→ Your goal: Show all lines from the listing below that contain "Dark".
___ Data supplied ___
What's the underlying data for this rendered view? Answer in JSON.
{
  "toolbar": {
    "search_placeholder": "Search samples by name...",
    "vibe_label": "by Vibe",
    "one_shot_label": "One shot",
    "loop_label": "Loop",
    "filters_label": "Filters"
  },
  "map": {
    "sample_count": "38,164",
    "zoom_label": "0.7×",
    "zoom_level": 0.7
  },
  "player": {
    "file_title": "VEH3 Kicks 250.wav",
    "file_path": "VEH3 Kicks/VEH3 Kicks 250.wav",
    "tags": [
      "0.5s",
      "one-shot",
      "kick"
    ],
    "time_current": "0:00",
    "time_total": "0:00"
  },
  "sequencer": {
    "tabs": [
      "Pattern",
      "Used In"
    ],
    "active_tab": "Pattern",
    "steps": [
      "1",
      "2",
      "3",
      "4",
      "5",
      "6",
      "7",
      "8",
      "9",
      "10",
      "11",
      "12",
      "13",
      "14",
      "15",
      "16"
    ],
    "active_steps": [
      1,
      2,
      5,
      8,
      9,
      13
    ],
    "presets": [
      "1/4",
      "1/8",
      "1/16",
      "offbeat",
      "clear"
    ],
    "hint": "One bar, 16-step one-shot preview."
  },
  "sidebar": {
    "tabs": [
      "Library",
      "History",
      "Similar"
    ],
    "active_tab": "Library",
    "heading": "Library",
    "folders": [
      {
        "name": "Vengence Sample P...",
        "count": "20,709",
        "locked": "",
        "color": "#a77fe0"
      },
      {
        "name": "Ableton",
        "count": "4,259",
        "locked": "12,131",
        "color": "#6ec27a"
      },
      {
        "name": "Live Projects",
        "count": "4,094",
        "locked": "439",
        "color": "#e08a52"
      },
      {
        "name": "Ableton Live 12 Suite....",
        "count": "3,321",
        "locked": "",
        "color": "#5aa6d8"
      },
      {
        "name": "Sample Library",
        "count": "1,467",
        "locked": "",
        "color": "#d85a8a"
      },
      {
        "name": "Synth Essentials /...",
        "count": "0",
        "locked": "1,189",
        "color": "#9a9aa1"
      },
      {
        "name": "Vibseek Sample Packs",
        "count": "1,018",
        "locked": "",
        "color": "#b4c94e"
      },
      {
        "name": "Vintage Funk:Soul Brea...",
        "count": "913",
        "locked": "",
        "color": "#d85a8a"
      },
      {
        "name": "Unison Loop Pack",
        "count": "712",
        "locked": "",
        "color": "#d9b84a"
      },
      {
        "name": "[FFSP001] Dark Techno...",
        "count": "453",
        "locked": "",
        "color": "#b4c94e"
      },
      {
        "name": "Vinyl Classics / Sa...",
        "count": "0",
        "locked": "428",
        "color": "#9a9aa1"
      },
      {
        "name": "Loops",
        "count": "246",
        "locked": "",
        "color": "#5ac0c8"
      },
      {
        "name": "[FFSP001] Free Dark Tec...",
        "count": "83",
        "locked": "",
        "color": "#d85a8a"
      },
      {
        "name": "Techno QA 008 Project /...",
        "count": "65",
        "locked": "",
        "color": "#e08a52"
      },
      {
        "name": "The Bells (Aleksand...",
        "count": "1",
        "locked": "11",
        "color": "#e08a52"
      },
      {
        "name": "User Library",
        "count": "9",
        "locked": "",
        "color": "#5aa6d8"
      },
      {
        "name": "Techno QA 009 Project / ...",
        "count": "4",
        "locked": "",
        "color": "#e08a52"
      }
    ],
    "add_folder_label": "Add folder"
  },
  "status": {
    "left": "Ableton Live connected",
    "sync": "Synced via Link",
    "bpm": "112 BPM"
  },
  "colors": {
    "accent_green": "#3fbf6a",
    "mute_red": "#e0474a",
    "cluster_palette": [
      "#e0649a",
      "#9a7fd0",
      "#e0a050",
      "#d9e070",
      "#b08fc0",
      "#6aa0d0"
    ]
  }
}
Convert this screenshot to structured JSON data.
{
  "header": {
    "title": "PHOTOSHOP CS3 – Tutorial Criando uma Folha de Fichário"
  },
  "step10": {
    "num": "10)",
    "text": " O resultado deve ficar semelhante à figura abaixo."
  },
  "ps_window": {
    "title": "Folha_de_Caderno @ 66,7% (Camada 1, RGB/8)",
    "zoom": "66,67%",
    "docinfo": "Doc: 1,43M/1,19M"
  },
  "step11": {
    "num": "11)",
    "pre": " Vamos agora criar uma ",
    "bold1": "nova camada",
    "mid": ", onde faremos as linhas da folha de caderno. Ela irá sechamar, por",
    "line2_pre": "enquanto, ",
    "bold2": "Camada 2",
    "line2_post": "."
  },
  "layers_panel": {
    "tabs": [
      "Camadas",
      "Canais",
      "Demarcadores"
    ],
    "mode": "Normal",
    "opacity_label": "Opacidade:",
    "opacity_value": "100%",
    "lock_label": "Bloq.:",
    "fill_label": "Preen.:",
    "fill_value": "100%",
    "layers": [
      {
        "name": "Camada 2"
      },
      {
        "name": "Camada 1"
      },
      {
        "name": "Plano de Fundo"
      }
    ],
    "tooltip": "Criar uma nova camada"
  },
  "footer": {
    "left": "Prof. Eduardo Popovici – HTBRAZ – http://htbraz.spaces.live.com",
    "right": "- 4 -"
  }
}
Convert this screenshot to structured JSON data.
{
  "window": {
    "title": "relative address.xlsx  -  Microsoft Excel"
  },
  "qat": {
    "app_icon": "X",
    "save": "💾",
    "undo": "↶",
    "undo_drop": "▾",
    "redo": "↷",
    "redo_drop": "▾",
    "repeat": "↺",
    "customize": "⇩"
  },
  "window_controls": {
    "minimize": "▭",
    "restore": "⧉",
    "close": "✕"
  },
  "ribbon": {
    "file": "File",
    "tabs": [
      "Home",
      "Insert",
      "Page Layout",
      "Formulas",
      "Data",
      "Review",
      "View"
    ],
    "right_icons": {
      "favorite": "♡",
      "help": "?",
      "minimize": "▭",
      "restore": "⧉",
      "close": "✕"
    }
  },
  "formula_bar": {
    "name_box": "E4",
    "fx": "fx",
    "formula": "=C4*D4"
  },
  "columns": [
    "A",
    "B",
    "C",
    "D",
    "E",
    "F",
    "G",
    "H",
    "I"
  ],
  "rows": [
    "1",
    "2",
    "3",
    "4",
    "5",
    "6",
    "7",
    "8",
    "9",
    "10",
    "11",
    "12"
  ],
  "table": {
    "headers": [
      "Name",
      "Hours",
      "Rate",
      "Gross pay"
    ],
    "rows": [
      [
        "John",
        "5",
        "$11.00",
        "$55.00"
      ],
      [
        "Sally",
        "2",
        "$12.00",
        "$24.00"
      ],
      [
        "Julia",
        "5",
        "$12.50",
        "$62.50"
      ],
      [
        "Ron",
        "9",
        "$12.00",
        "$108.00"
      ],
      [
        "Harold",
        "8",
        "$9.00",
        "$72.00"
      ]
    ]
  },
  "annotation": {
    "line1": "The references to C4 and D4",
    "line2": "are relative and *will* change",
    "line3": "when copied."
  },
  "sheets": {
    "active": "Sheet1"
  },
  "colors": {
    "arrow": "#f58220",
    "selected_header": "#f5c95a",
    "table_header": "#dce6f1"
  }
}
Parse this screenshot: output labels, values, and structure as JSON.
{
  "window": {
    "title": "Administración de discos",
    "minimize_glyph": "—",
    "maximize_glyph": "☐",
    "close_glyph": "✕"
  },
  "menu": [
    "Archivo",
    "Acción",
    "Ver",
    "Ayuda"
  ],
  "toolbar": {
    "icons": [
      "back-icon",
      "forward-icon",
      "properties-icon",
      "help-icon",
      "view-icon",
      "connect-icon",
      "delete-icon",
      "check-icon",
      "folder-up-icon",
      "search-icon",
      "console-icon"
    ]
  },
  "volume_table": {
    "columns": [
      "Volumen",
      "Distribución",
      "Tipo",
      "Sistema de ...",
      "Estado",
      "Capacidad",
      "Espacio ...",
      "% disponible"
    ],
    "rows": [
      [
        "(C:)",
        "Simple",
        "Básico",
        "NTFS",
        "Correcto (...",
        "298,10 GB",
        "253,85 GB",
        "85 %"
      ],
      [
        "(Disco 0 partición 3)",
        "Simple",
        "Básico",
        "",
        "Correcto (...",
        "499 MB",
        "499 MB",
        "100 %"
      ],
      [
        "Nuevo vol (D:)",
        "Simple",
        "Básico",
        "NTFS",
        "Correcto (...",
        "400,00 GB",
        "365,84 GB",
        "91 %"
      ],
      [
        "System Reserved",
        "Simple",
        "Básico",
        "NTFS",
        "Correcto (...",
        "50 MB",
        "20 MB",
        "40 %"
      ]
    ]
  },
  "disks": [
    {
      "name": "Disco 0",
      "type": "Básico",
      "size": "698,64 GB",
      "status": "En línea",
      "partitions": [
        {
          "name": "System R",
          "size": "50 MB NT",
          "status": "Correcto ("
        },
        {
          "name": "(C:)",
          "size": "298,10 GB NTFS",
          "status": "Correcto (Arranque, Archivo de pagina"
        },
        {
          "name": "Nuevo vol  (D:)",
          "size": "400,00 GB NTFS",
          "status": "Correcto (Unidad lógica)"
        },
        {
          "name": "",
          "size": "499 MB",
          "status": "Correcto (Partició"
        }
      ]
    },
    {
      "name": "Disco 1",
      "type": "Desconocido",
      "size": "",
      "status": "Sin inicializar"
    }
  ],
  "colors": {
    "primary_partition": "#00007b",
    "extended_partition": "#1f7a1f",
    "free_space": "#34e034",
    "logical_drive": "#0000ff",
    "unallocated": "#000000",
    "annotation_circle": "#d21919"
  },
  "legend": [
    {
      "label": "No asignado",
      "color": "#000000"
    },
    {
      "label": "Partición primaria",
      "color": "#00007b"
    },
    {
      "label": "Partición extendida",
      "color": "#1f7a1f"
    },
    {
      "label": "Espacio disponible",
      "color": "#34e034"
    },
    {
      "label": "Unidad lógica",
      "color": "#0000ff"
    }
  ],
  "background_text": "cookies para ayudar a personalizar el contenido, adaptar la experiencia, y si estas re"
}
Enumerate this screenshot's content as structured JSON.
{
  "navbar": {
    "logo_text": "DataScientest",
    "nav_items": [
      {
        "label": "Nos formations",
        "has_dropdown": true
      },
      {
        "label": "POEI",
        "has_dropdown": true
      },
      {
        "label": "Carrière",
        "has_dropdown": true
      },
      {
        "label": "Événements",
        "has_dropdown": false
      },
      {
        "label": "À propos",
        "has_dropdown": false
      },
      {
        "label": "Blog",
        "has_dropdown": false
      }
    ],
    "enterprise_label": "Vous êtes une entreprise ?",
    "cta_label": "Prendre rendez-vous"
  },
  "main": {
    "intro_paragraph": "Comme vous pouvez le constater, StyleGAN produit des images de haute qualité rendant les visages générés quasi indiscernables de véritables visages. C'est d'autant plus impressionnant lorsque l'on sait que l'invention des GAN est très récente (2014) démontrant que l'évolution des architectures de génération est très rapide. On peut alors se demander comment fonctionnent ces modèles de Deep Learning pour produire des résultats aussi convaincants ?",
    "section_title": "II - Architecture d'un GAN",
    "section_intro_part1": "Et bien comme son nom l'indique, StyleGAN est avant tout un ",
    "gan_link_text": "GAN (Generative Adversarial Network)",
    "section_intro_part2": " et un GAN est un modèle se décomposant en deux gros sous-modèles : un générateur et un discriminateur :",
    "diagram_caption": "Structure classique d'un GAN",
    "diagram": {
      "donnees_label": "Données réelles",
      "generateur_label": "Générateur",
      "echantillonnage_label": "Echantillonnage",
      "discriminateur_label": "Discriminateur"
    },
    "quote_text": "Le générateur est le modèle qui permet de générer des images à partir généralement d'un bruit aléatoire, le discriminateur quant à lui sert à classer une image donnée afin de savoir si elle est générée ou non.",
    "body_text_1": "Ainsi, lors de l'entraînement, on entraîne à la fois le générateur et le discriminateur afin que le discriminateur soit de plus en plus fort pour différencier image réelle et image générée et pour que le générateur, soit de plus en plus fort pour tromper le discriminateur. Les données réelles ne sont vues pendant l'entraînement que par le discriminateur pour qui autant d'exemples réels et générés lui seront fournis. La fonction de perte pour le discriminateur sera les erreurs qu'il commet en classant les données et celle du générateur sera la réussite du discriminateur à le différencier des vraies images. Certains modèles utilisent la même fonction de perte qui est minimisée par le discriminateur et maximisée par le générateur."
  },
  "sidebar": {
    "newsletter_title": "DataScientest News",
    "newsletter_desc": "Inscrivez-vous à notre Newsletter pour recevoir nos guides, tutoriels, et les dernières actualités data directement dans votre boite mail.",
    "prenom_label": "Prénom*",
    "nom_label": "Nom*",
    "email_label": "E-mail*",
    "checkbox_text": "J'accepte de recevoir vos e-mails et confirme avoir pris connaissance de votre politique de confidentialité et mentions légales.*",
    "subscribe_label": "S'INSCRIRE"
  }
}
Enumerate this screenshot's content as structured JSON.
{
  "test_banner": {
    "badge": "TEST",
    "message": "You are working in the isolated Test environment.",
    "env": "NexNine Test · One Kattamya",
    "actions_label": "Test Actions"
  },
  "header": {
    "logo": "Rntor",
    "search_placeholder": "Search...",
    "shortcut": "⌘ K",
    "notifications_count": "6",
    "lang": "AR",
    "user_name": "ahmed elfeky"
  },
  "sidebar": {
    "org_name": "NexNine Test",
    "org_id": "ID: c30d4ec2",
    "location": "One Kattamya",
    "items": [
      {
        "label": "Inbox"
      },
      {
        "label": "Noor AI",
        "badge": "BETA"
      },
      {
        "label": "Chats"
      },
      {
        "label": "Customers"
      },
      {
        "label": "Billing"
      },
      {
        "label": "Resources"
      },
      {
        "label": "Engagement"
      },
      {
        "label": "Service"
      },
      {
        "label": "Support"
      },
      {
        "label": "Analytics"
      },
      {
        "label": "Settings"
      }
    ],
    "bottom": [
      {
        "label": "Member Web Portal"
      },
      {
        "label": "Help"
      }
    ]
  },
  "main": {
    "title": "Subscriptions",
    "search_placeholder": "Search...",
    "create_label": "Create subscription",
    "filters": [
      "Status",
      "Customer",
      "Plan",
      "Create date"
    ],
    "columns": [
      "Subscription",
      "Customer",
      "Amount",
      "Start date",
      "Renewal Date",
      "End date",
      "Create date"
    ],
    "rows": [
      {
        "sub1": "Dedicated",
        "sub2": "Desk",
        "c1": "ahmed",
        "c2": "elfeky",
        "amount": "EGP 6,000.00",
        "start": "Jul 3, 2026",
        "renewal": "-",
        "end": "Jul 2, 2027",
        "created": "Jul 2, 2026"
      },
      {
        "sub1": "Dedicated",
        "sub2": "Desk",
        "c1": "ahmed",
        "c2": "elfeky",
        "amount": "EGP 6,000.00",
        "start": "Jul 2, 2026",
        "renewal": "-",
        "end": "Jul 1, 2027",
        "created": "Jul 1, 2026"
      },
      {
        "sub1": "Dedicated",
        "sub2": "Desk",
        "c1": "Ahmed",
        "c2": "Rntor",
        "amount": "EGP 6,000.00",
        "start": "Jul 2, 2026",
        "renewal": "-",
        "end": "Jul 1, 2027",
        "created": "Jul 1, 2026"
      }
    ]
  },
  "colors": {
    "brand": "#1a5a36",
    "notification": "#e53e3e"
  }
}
___
→ Reply to the exercise:
        "name": "[FFSP001] Dark Techno...",
        "name": "[FFSP001] Free Dark Tec...",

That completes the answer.